**TASK INPUT**
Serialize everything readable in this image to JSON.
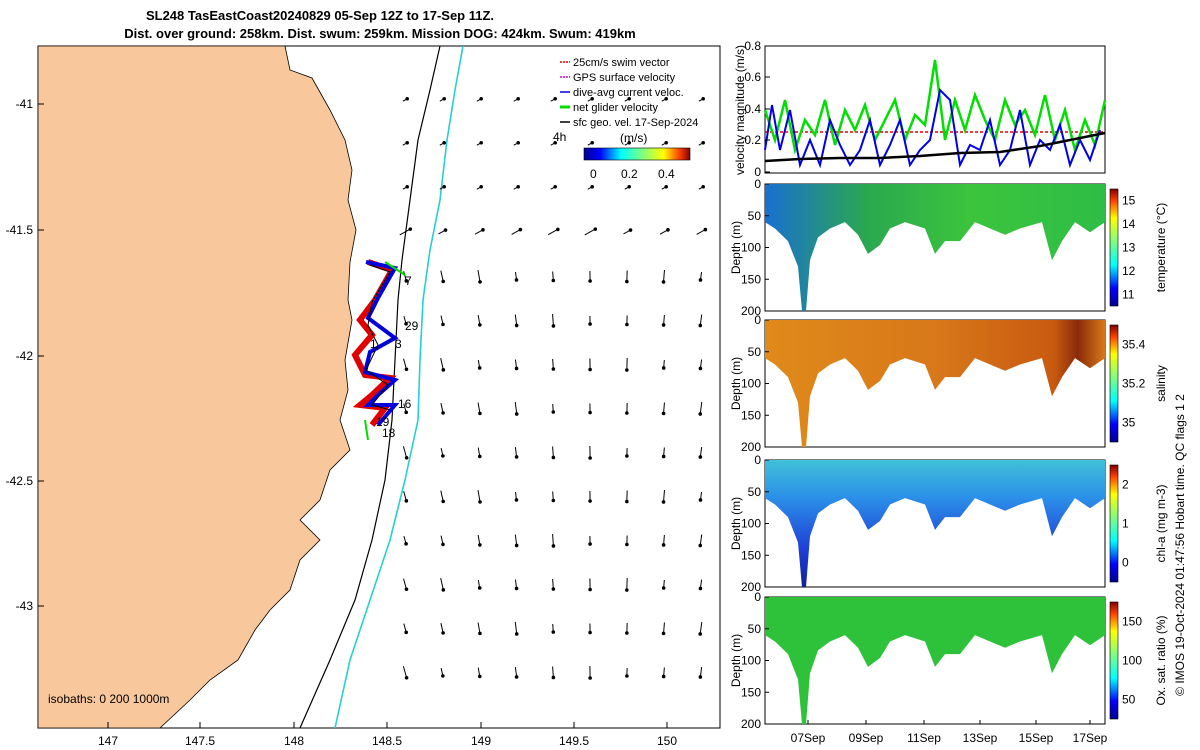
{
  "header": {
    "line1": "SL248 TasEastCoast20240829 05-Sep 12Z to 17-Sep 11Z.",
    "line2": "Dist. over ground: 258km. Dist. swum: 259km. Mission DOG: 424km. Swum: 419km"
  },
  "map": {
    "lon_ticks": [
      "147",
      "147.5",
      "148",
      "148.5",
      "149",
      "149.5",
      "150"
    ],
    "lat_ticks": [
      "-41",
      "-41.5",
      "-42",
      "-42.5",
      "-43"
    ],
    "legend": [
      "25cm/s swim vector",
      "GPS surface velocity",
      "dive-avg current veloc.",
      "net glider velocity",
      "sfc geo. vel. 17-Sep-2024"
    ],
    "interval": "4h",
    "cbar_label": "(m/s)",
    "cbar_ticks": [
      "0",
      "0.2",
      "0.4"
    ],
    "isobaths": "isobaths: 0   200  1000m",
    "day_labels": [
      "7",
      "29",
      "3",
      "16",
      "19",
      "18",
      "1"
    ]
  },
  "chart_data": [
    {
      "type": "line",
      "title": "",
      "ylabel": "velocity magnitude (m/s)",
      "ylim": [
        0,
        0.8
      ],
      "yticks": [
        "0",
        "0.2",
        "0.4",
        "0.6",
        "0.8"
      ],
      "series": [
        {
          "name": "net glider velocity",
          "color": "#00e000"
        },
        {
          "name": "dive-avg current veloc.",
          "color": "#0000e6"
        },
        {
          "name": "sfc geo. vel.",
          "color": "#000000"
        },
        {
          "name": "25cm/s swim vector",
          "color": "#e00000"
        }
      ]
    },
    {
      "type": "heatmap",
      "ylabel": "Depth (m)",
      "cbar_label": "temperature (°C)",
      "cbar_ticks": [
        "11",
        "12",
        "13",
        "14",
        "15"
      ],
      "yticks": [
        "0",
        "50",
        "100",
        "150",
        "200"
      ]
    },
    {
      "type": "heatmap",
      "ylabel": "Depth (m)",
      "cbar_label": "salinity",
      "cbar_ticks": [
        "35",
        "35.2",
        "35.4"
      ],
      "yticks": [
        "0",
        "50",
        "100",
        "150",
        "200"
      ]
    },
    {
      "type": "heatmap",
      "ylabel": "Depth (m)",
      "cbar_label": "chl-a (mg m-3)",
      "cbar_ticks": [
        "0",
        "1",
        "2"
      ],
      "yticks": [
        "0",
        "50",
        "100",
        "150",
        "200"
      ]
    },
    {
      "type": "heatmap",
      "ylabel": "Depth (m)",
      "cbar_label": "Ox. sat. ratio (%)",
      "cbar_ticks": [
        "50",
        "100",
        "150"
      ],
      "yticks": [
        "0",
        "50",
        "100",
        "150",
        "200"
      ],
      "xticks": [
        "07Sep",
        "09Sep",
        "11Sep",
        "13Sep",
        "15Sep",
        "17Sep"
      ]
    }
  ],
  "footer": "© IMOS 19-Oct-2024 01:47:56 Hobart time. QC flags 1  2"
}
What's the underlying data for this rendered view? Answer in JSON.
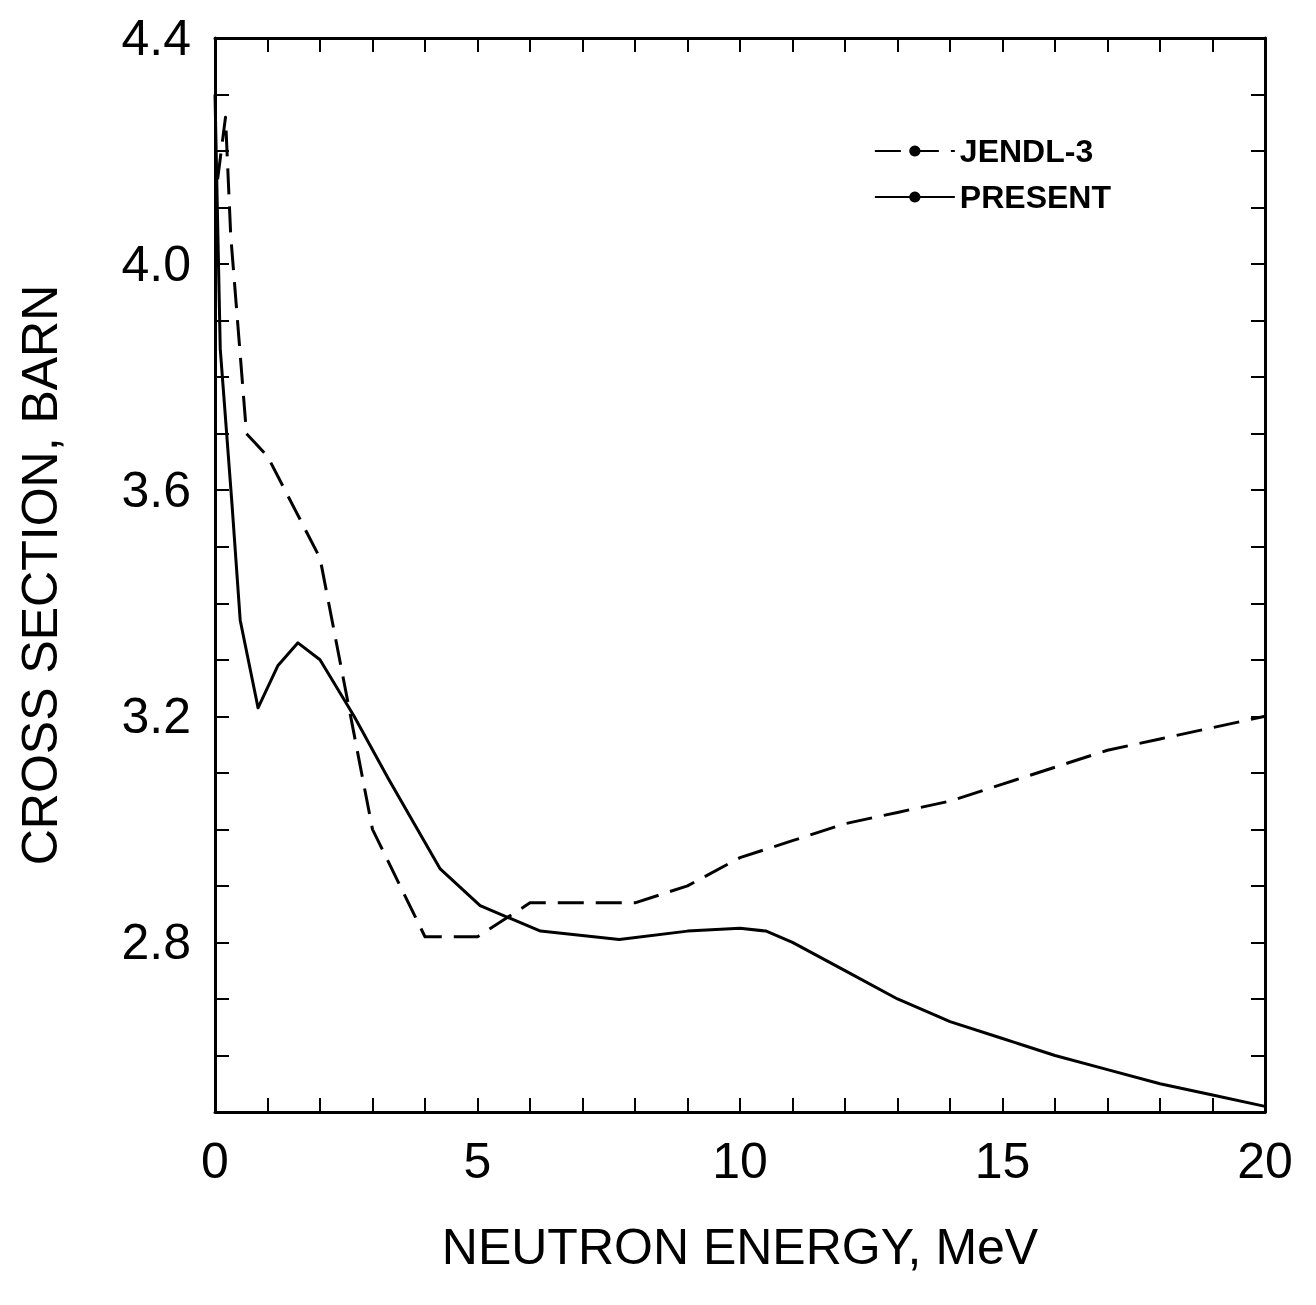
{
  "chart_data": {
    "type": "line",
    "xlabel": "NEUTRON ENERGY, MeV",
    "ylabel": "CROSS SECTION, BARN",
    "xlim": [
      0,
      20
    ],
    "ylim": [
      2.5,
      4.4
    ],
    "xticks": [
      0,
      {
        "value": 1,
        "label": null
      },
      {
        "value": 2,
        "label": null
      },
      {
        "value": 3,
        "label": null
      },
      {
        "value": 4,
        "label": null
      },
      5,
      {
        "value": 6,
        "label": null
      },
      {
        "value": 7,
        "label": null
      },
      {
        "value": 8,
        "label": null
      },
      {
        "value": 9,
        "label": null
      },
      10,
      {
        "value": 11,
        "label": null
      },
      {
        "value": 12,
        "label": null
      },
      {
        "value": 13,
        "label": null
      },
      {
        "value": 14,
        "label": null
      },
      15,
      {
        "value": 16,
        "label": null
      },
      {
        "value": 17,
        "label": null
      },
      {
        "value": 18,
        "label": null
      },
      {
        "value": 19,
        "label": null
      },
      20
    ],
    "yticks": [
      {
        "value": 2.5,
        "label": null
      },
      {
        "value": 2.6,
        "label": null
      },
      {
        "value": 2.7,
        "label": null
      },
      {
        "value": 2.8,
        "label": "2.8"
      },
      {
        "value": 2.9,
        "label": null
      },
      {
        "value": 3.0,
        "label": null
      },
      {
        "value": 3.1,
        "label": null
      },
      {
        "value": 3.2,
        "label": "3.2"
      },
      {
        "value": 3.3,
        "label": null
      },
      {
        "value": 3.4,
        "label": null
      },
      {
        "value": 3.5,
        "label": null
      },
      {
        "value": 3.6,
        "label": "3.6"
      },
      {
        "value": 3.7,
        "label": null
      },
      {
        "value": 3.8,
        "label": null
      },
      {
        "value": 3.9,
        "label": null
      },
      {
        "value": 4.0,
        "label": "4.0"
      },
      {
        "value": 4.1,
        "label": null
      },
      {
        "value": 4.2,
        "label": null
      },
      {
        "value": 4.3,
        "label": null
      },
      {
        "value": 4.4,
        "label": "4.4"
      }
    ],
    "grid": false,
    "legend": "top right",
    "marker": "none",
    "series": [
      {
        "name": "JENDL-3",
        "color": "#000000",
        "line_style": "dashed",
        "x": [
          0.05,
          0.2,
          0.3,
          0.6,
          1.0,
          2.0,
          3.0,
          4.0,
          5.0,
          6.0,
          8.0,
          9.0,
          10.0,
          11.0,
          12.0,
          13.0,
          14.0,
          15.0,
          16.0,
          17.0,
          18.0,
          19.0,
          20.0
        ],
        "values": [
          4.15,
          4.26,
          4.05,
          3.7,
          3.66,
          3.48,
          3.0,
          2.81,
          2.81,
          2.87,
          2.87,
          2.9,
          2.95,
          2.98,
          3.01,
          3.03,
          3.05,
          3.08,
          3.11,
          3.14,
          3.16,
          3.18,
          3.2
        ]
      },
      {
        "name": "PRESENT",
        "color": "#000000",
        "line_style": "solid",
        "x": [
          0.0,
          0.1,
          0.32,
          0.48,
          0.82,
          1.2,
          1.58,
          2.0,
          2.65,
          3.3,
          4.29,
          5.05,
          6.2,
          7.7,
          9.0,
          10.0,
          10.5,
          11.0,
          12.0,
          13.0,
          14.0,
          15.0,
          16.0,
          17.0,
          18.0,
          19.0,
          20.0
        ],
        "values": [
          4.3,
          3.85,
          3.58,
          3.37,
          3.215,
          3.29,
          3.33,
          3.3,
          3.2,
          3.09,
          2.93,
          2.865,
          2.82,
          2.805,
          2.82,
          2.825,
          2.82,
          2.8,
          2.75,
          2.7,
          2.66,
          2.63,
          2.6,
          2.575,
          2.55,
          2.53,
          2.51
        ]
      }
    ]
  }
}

**WRITTEN INSTRUCTION**
Quote the data above in full, leaving out the pictures it holds.

**WRITTEN REPLY**
Serialize everything readable in this image to JSON.
{
  "header": {
    "line1": "SL248 TasEastCoast20240829 05-Sep 12Z to 17-Sep 11Z.",
    "line2": "Dist. over ground: 258km. Dist. swum: 259km. Mission DOG: 424km. Swum: 419km"
  },
  "map": {
    "lon_ticks": [
      "147",
      "147.5",
      "148",
      "148.5",
      "149",
      "149.5",
      "150"
    ],
    "lat_ticks": [
      "-41",
      "-41.5",
      "-42",
      "-42.5",
      "-43"
    ],
    "legend": [
      "25cm/s swim vector",
      "GPS surface velocity",
      "dive-avg current veloc.",
      "net glider velocity",
      "sfc geo. vel. 17-Sep-2024"
    ],
    "interval": "4h",
    "cbar_label": "(m/s)",
    "cbar_ticks": [
      "0",
      "0.2",
      "0.4"
    ],
    "isobaths": "isobaths: 0   200  1000m",
    "day_labels": [
      "7",
      "29",
      "3",
      "16",
      "19",
      "18",
      "1"
    ]
  },
  "chart_data": [
    {
      "type": "line",
      "title": "",
      "ylabel": "velocity magnitude (m/s)",
      "ylim": [
        0,
        0.8
      ],
      "yticks": [
        "0",
        "0.2",
        "0.4",
        "0.6",
        "0.8"
      ],
      "series": [
        {
          "name": "net glider velocity",
          "color": "#00e000"
        },
        {
          "name": "dive-avg current veloc.",
          "color": "#0000e6"
        },
        {
          "name": "sfc geo. vel.",
          "color": "#000000"
        },
        {
          "name": "25cm/s swim vector",
          "color": "#e00000"
        }
      ]
    },
    {
      "type": "heatmap",
      "ylabel": "Depth (m)",
      "cbar_label": "temperature (°C)",
      "cbar_ticks": [
        "11",
        "12",
        "13",
        "14",
        "15"
      ],
      "yticks": [
        "0",
        "50",
        "100",
        "150",
        "200"
      ]
    },
    {
      "type": "heatmap",
      "ylabel": "Depth (m)",
      "cbar_label": "salinity",
      "cbar_ticks": [
        "35",
        "35.2",
        "35.4"
      ],
      "yticks": [
        "0",
        "50",
        "100",
        "150",
        "200"
      ]
    },
    {
      "type": "heatmap",
      "ylabel": "Depth (m)",
      "cbar_label": "chl-a (mg m-3)",
      "cbar_ticks": [
        "0",
        "1",
        "2"
      ],
      "yticks": [
        "0",
        "50",
        "100",
        "150",
        "200"
      ]
    },
    {
      "type": "heatmap",
      "ylabel": "Depth (m)",
      "cbar_label": "Ox. sat. ratio (%)",
      "cbar_ticks": [
        "50",
        "100",
        "150"
      ],
      "yticks": [
        "0",
        "50",
        "100",
        "150",
        "200"
      ],
      "xticks": [
        "07Sep",
        "09Sep",
        "11Sep",
        "13Sep",
        "15Sep",
        "17Sep"
      ]
    }
  ],
  "footer": "© IMOS 19-Oct-2024 01:47:56 Hobart time. QC flags 1  2"
}
What's the underlying data for this rendered view? Answer in JSON.
{
  "chart_data": {
    "type": "line",
    "xlabel": "NEUTRON ENERGY, MeV",
    "ylabel": "CROSS SECTION, BARN",
    "xlim": [
      0,
      20
    ],
    "ylim": [
      2.5,
      4.4
    ],
    "xticks": [
      0,
      {
        "value": 1,
        "label": null
      },
      {
        "value": 2,
        "label": null
      },
      {
        "value": 3,
        "label": null
      },
      {
        "value": 4,
        "label": null
      },
      5,
      {
        "value": 6,
        "label": null
      },
      {
        "value": 7,
        "label": null
      },
      {
        "value": 8,
        "label": null
      },
      {
        "value": 9,
        "label": null
      },
      10,
      {
        "value": 11,
        "label": null
      },
      {
        "value": 12,
        "label": null
      },
      {
        "value": 13,
        "label": null
      },
      {
        "value": 14,
        "label": null
      },
      15,
      {
        "value": 16,
        "label": null
      },
      {
        "value": 17,
        "label": null
      },
      {
        "value": 18,
        "label": null
      },
      {
        "value": 19,
        "label": null
      },
      20
    ],
    "yticks": [
      {
        "value": 2.5,
        "label": null
      },
      {
        "value": 2.6,
        "label": null
      },
      {
        "value": 2.7,
        "label": null
      },
      {
        "value": 2.8,
        "label": "2.8"
      },
      {
        "value": 2.9,
        "label": null
      },
      {
        "value": 3.0,
        "label": null
      },
      {
        "value": 3.1,
        "label": null
      },
      {
        "value": 3.2,
        "label": "3.2"
      },
      {
        "value": 3.3,
        "label": null
      },
      {
        "value": 3.4,
        "label": null
      },
      {
        "value": 3.5,
        "label": null
      },
      {
        "value": 3.6,
        "label": "3.6"
      },
      {
        "value": 3.7,
        "label": null
      },
      {
        "value": 3.8,
        "label": null
      },
      {
        "value": 3.9,
        "label": null
      },
      {
        "value": 4.0,
        "label": "4.0"
      },
      {
        "value": 4.1,
        "label": null
      },
      {
        "value": 4.2,
        "label": null
      },
      {
        "value": 4.3,
        "label": null
      },
      {
        "value": 4.4,
        "label": "4.4"
      }
    ],
    "grid": false,
    "legend": "top right",
    "marker": "none",
    "series": [
      {
        "name": "JENDL-3",
        "color": "#000000",
        "line_style": "dashed",
        "x": [
          0.05,
          0.2,
          0.3,
          0.6,
          1.0,
          2.0,
          3.0,
          4.0,
          5.0,
          6.0,
          8.0,
          9.0,
          10.0,
          11.0,
          12.0,
          13.0,
          14.0,
          15.0,
          16.0,
          17.0,
          18.0,
          19.0,
          20.0
        ],
        "values": [
          4.15,
          4.26,
          4.05,
          3.7,
          3.66,
          3.48,
          3.0,
          2.81,
          2.81,
          2.87,
          2.87,
          2.9,
          2.95,
          2.98,
          3.01,
          3.03,
          3.05,
          3.08,
          3.11,
          3.14,
          3.16,
          3.18,
          3.2
        ]
      },
      {
        "name": "PRESENT",
        "color": "#000000",
        "line_style": "solid",
        "x": [
          0.0,
          0.1,
          0.32,
          0.48,
          0.82,
          1.2,
          1.58,
          2.0,
          2.65,
          3.3,
          4.29,
          5.05,
          6.2,
          7.7,
          9.0,
          10.0,
          10.5,
          11.0,
          12.0,
          13.0,
          14.0,
          15.0,
          16.0,
          17.0,
          18.0,
          19.0,
          20.0
        ],
        "values": [
          4.3,
          3.85,
          3.58,
          3.37,
          3.215,
          3.29,
          3.33,
          3.3,
          3.2,
          3.09,
          2.93,
          2.865,
          2.82,
          2.805,
          2.82,
          2.825,
          2.82,
          2.8,
          2.75,
          2.7,
          2.66,
          2.63,
          2.6,
          2.575,
          2.55,
          2.53,
          2.51
        ]
      }
    ]
  }
}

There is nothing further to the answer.